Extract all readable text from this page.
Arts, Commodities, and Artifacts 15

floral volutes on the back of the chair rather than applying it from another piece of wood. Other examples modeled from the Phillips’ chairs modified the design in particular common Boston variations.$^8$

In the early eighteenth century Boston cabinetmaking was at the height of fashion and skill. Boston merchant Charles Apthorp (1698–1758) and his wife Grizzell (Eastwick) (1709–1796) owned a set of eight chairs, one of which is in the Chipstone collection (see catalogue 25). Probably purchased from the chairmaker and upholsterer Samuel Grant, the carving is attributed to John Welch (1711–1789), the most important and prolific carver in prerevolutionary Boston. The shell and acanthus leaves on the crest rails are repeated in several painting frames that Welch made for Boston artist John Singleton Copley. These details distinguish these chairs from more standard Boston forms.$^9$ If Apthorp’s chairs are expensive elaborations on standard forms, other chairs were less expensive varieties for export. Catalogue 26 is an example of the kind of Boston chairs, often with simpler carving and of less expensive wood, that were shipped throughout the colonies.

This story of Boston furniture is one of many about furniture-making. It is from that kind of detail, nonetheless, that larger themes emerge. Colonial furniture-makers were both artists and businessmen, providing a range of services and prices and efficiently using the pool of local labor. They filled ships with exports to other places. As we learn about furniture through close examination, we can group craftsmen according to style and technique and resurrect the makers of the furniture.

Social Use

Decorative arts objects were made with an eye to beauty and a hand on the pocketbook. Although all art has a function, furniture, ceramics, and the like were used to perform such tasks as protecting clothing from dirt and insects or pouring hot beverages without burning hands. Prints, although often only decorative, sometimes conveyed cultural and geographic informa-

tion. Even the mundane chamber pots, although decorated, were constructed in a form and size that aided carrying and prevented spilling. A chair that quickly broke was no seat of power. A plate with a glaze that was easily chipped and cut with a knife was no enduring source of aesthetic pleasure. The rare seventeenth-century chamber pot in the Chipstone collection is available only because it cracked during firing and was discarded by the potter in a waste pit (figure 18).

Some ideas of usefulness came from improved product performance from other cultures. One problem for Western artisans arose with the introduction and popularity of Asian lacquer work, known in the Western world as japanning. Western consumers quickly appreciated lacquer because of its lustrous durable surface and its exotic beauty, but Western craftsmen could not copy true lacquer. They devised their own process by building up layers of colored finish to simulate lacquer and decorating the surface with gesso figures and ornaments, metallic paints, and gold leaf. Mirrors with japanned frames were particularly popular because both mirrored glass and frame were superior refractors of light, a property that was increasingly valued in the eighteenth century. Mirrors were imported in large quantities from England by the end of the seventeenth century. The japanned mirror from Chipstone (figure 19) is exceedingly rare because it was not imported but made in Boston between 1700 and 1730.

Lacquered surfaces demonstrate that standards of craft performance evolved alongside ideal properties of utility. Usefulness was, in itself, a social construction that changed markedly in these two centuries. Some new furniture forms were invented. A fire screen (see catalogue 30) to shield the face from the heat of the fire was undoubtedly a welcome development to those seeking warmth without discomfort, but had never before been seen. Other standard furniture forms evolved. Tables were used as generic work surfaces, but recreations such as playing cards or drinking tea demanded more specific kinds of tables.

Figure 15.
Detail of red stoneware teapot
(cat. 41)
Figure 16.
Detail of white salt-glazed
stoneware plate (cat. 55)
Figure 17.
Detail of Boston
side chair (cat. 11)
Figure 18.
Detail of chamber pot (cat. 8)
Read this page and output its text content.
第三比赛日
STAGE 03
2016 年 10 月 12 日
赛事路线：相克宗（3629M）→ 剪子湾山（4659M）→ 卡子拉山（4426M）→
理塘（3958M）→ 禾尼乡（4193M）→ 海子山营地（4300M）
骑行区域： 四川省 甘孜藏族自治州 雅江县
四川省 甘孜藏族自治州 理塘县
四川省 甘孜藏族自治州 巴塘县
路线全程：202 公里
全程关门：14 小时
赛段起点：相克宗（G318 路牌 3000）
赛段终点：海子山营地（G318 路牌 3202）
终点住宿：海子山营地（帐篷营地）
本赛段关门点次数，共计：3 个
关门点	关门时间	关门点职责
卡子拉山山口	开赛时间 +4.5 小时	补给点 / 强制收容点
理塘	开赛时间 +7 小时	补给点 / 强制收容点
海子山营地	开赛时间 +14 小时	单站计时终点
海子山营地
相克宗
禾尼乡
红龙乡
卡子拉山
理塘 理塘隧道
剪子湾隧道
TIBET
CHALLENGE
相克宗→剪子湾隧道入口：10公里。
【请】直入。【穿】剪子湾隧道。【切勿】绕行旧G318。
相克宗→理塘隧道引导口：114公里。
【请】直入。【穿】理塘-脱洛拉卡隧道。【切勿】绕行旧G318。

[GIVEN EXERCISE] Report only a number: how many lines in the material above contain the string "甘孜藏族自治州".

[FINISHED TASK] 3